*** INPUT ROWS ***
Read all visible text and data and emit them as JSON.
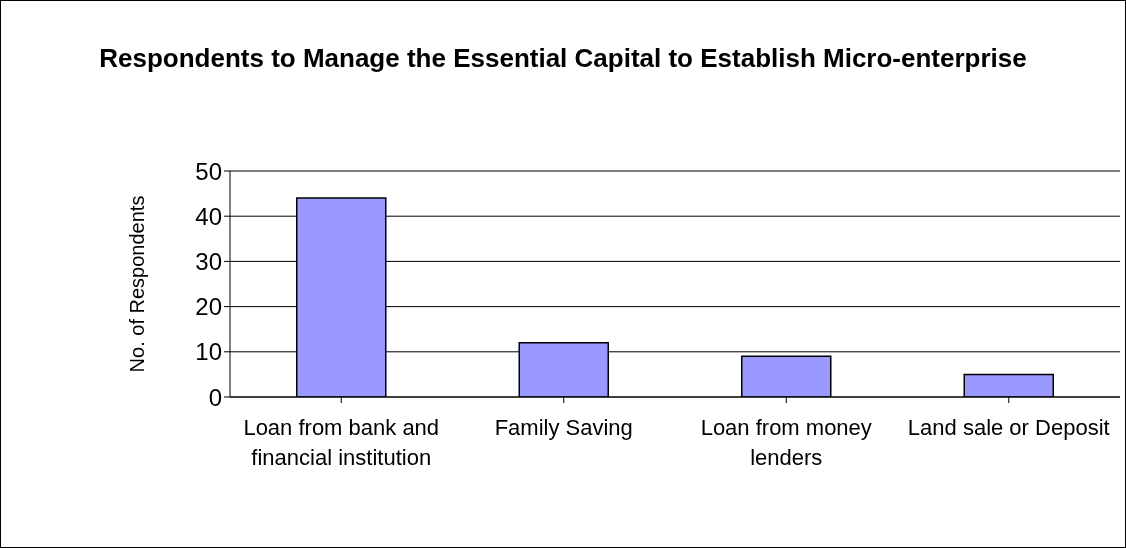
{
  "chart_data": {
    "type": "bar",
    "title": "Respondents to Manage the Essential Capital to Establish Micro-enterprise",
    "ylabel": "No. of Respondents",
    "categories": [
      "Loan from bank and financial institution",
      "Family Saving",
      "Loan from money lenders",
      "Land sale or Deposit"
    ],
    "values": [
      44,
      12,
      9,
      5
    ],
    "color": "#9999ff",
    "ylim": [
      0,
      50
    ],
    "yticks": [
      0,
      10,
      20,
      30,
      40,
      50
    ],
    "grid": "y"
  }
}
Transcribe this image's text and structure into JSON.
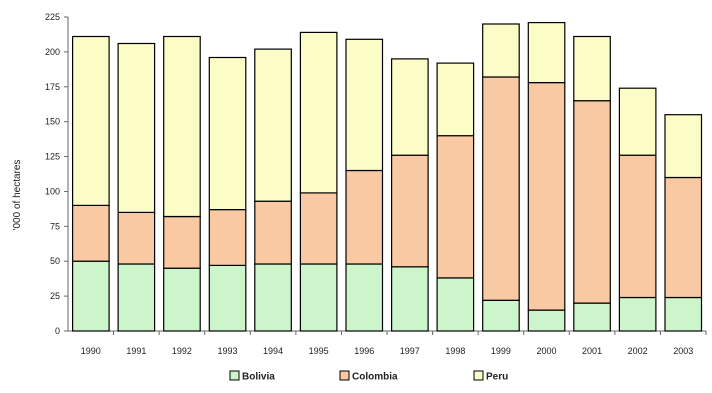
{
  "chart_data": {
    "type": "bar",
    "stacked": true,
    "ylabel": "'000 of hectares",
    "ylim": [
      0,
      225
    ],
    "yticks": [
      0,
      25,
      50,
      75,
      100,
      125,
      150,
      175,
      200,
      225
    ],
    "grid": false,
    "legend_position": "bottom",
    "categories": [
      "1990",
      "1991",
      "1992",
      "1993",
      "1994",
      "1995",
      "1996",
      "1997",
      "1998",
      "1999",
      "2000",
      "2001",
      "2002",
      "2003"
    ],
    "series": [
      {
        "name": "Bolivia",
        "color": "#ccf5cc",
        "values": [
          50,
          48,
          45,
          47,
          48,
          48,
          48,
          46,
          38,
          22,
          15,
          20,
          24,
          24
        ]
      },
      {
        "name": "Colombia",
        "color": "#f8c9a2",
        "values": [
          40,
          37,
          37,
          40,
          45,
          51,
          67,
          80,
          102,
          160,
          163,
          145,
          102,
          86
        ]
      },
      {
        "name": "Peru",
        "color": "#fcfcc6",
        "values": [
          121,
          121,
          129,
          109,
          109,
          115,
          94,
          69,
          52,
          38,
          43,
          46,
          48,
          45
        ]
      }
    ]
  }
}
***
=== THE PROBLEM ===
Set down the material exactly, every line of it, except for the pictures.

=== TASK SOLUTION ===
Read all visible text and data and emit them as JSON.
{
  "chart_data": {
    "type": "bar",
    "title": "Respondents to Manage the Essential Capital to Establish Micro-enterprise",
    "ylabel": "No. of Respondents",
    "categories": [
      "Loan from bank and financial institution",
      "Family Saving",
      "Loan from money lenders",
      "Land sale or Deposit"
    ],
    "values": [
      44,
      12,
      9,
      5
    ],
    "color": "#9999ff",
    "ylim": [
      0,
      50
    ],
    "yticks": [
      0,
      10,
      20,
      30,
      40,
      50
    ],
    "grid": "y"
  }
}
Transcribe this image's text and structure into JSON.
{
  "chart_data": {
    "type": "bar",
    "stacked": true,
    "ylabel": "'000 of hectares",
    "ylim": [
      0,
      225
    ],
    "yticks": [
      0,
      25,
      50,
      75,
      100,
      125,
      150,
      175,
      200,
      225
    ],
    "grid": false,
    "legend_position": "bottom",
    "categories": [
      "1990",
      "1991",
      "1992",
      "1993",
      "1994",
      "1995",
      "1996",
      "1997",
      "1998",
      "1999",
      "2000",
      "2001",
      "2002",
      "2003"
    ],
    "series": [
      {
        "name": "Bolivia",
        "color": "#ccf5cc",
        "values": [
          50,
          48,
          45,
          47,
          48,
          48,
          48,
          46,
          38,
          22,
          15,
          20,
          24,
          24
        ]
      },
      {
        "name": "Colombia",
        "color": "#f8c9a2",
        "values": [
          40,
          37,
          37,
          40,
          45,
          51,
          67,
          80,
          102,
          160,
          163,
          145,
          102,
          86
        ]
      },
      {
        "name": "Peru",
        "color": "#fcfcc6",
        "values": [
          121,
          121,
          129,
          109,
          109,
          115,
          94,
          69,
          52,
          38,
          43,
          46,
          48,
          45
        ]
      }
    ]
  }
}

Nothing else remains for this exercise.